(Entries with figure data)
=-=-=-=-=
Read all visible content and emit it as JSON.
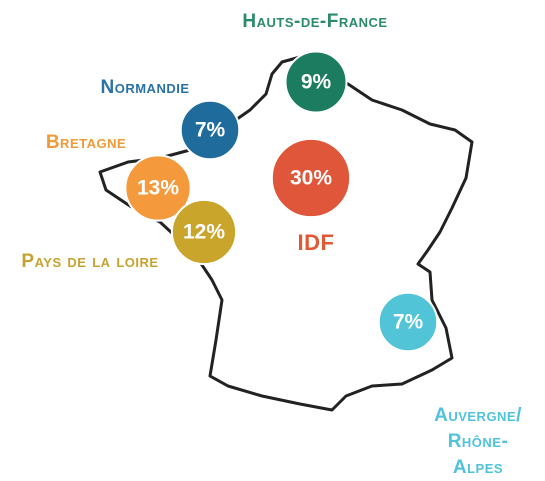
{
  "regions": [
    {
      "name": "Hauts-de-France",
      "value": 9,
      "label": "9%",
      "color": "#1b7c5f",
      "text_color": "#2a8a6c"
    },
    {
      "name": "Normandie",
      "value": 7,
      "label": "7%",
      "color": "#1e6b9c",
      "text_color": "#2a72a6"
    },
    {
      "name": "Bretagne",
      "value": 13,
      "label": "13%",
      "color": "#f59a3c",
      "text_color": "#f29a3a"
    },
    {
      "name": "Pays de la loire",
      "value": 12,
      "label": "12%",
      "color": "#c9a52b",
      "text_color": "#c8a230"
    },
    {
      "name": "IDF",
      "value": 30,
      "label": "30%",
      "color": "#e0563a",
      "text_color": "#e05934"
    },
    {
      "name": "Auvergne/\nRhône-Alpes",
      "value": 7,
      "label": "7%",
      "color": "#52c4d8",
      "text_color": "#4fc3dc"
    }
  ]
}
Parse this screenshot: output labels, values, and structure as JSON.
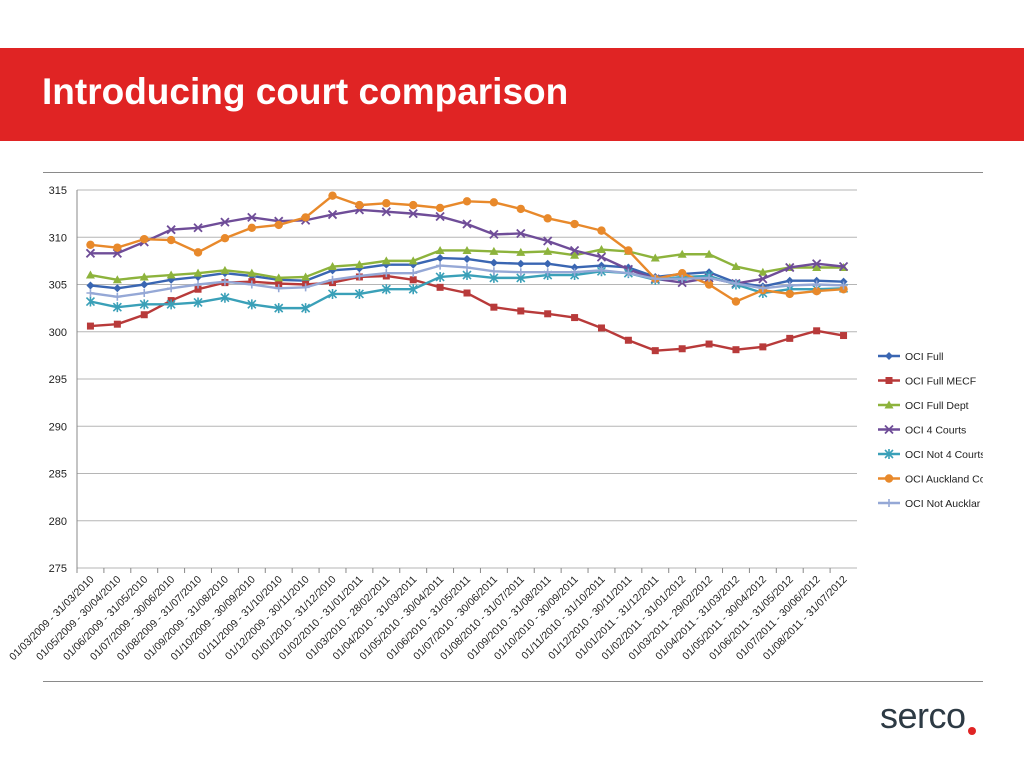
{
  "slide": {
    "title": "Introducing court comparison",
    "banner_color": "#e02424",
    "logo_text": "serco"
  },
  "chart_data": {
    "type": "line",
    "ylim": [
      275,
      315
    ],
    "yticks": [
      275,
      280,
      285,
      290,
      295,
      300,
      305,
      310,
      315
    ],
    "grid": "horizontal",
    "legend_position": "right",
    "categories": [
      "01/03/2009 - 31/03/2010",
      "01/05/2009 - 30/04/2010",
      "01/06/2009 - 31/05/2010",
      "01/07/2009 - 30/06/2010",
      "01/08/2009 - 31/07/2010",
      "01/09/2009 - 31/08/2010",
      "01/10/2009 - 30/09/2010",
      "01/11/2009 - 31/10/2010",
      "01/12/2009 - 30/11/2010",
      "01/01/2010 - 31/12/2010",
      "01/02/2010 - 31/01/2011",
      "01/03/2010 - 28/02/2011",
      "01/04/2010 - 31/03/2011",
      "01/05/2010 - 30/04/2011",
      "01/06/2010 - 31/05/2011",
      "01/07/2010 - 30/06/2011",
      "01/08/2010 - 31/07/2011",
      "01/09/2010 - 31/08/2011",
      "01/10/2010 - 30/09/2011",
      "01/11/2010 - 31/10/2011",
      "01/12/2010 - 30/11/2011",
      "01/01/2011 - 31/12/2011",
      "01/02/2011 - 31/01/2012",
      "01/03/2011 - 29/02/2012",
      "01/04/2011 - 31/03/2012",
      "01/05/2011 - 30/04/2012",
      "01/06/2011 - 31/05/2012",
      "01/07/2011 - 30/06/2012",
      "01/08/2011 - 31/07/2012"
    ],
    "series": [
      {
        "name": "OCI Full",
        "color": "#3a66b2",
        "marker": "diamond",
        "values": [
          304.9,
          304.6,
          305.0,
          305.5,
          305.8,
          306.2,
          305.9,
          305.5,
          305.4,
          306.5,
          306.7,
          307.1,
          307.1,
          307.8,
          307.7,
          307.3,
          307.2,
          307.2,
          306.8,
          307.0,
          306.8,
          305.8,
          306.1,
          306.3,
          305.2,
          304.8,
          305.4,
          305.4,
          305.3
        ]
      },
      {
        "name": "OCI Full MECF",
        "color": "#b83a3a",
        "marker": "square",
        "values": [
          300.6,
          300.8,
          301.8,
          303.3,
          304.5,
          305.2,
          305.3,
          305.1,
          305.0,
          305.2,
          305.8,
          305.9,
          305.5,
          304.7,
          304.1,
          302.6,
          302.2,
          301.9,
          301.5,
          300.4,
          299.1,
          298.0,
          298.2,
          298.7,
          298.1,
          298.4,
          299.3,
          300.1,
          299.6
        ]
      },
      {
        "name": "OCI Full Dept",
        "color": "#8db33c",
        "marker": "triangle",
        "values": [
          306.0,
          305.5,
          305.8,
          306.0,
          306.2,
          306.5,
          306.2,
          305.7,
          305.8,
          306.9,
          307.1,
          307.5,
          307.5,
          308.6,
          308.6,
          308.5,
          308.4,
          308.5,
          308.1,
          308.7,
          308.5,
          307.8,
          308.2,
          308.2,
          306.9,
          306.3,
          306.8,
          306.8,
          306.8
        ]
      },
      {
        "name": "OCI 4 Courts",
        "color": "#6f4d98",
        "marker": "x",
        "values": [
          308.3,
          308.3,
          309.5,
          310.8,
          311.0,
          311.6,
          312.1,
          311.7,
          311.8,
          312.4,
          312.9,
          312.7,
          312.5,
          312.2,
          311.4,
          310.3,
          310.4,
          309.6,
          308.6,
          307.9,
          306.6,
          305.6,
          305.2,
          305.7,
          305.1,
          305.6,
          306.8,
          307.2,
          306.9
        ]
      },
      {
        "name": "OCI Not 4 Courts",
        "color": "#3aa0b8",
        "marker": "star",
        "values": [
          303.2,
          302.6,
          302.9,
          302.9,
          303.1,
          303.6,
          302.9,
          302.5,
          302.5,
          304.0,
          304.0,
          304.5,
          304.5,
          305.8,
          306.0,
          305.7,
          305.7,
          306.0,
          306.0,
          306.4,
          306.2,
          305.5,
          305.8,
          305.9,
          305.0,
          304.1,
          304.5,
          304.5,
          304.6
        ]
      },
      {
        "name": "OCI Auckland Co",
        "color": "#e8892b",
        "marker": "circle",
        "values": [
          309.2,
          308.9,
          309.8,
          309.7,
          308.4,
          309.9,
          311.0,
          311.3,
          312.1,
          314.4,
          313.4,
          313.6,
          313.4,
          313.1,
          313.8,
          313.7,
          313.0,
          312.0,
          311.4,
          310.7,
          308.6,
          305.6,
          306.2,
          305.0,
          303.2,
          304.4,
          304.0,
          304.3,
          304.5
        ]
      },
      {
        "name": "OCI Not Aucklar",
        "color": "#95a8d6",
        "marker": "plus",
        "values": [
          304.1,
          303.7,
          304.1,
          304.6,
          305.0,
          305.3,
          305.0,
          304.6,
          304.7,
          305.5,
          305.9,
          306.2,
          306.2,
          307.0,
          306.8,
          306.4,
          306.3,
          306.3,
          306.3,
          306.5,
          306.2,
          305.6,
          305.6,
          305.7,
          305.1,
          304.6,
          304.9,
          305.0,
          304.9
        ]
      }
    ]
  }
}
=-=-=-=-=
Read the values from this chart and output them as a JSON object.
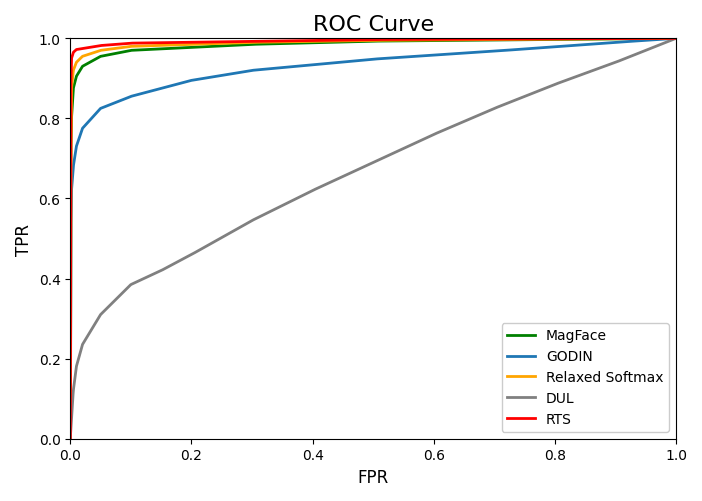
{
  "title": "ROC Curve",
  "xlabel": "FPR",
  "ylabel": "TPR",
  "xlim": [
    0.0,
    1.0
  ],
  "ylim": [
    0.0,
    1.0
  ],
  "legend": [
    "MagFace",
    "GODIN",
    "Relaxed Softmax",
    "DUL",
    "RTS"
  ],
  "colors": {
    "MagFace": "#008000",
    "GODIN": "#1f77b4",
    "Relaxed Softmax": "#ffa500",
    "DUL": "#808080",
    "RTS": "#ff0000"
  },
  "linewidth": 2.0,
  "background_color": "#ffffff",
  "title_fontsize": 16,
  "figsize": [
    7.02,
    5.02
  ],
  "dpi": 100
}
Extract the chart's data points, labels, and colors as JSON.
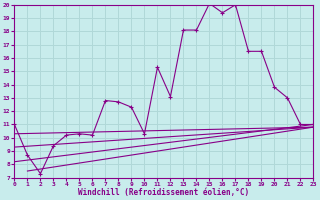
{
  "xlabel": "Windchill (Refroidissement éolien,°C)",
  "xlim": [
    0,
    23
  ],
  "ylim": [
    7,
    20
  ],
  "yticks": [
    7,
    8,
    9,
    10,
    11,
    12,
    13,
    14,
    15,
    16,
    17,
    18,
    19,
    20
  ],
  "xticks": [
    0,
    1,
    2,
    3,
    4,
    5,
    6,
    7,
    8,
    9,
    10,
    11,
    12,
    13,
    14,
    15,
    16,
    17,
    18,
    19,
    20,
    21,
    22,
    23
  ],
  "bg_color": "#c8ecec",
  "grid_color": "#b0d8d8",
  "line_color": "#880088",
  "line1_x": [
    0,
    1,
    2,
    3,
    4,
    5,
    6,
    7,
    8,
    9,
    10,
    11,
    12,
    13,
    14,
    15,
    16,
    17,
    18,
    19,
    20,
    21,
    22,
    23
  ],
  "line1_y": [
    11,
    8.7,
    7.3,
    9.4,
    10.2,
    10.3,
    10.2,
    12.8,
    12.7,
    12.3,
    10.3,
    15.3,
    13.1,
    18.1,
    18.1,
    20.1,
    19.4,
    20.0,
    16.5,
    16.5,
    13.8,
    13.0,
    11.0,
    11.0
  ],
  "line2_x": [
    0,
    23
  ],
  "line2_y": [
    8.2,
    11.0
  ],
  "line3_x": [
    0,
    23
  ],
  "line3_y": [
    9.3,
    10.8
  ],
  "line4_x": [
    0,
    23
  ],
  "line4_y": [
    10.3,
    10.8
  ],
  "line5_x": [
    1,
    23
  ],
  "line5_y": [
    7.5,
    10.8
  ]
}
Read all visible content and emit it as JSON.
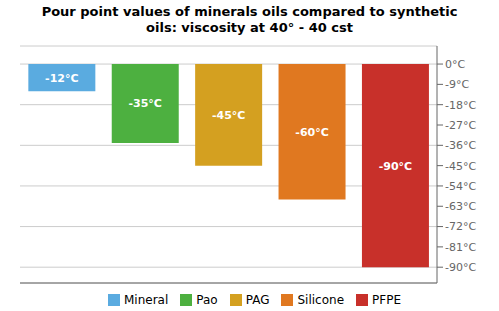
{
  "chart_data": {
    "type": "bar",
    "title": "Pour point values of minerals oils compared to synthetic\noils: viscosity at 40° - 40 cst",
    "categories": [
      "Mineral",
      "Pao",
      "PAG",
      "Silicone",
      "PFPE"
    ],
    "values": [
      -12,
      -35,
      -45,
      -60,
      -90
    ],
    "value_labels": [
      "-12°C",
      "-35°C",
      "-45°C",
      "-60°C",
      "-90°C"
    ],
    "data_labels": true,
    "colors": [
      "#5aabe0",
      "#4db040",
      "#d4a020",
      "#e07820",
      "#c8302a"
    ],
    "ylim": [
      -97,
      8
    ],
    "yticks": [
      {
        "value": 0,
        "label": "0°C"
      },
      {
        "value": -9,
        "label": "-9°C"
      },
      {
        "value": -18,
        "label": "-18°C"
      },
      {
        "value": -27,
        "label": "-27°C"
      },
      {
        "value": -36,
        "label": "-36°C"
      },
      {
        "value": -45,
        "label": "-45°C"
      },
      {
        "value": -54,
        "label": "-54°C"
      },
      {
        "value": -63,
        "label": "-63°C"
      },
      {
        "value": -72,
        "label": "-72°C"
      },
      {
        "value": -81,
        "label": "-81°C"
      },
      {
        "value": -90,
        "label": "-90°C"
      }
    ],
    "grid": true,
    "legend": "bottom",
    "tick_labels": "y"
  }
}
=-=-=-=-=
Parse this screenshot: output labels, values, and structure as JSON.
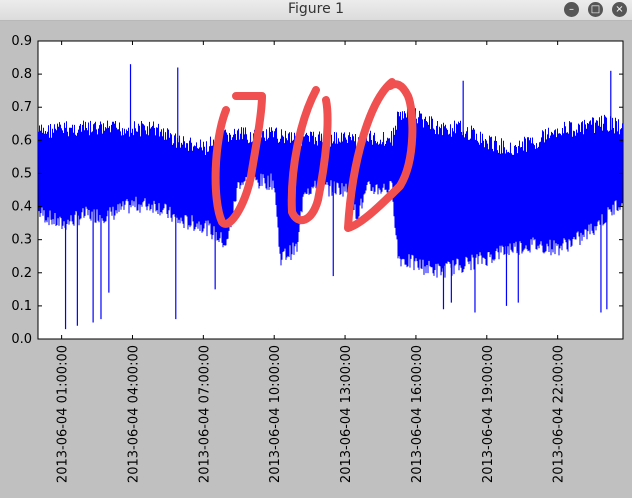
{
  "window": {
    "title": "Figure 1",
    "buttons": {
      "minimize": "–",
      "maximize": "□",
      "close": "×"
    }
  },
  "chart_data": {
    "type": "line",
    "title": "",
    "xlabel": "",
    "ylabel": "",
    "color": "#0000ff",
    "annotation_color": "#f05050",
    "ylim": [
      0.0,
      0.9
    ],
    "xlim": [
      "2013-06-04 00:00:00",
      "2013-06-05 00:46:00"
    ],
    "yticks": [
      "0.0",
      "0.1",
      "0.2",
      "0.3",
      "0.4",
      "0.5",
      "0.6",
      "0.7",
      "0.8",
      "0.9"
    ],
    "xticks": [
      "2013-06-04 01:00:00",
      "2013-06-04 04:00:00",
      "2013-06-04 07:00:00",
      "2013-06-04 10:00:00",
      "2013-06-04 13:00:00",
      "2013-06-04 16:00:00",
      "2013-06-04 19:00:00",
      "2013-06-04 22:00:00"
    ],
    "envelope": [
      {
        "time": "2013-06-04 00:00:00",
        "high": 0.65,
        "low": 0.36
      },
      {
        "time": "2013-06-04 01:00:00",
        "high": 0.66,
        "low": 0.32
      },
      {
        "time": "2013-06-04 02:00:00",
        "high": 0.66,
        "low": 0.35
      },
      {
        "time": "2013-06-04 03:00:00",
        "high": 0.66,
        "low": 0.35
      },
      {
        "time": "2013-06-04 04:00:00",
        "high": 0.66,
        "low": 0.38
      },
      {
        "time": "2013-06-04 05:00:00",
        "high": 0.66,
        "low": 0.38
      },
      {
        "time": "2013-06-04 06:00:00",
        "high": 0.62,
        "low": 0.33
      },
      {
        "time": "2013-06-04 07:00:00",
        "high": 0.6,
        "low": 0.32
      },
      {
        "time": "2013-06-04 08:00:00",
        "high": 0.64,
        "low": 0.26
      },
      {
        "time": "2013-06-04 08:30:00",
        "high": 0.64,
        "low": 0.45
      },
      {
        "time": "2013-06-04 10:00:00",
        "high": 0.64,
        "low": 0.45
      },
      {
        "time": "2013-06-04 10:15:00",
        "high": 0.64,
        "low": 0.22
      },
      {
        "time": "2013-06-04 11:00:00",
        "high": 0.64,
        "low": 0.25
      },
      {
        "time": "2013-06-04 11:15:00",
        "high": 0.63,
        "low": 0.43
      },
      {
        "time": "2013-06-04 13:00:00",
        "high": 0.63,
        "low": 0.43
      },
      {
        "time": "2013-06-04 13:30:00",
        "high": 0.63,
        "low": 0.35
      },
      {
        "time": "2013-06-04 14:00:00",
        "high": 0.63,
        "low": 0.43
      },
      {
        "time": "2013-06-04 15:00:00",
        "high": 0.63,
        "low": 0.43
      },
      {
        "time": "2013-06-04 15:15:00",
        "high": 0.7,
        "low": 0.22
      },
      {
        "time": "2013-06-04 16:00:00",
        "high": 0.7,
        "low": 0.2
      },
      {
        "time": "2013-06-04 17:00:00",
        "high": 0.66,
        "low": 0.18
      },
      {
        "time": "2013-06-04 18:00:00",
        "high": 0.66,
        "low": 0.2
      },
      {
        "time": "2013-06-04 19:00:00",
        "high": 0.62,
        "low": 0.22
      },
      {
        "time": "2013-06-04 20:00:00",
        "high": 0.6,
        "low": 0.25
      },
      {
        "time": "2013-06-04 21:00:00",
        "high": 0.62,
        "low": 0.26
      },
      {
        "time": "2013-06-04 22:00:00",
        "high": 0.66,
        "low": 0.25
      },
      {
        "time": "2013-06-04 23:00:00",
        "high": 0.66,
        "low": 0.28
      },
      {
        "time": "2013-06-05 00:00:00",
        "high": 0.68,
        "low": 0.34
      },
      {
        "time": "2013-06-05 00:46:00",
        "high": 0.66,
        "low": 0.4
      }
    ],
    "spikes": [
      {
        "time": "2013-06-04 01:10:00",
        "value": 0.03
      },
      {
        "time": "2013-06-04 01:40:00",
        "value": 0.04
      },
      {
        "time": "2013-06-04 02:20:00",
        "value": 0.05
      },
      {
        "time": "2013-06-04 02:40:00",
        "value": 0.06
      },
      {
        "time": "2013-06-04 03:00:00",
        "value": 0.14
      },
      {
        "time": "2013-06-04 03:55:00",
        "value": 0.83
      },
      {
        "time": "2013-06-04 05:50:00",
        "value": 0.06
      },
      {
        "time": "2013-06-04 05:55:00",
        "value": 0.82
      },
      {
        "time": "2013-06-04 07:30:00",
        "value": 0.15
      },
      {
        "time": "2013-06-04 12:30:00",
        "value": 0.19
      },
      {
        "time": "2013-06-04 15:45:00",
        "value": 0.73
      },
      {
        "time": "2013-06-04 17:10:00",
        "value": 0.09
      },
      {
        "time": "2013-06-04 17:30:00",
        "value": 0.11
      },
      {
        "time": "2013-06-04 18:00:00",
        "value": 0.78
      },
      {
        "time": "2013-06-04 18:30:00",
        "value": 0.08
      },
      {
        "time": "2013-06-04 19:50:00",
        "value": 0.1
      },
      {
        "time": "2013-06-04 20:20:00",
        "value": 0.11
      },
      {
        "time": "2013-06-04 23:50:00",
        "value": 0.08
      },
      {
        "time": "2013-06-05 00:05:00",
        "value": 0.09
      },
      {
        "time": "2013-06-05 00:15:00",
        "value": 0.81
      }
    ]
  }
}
=-=-=-=-=
[BRIEF] Determine how many lines above contain "marker" as a word or string. Give the number alone.

[RESPONSE TO THE EXERCISE] 7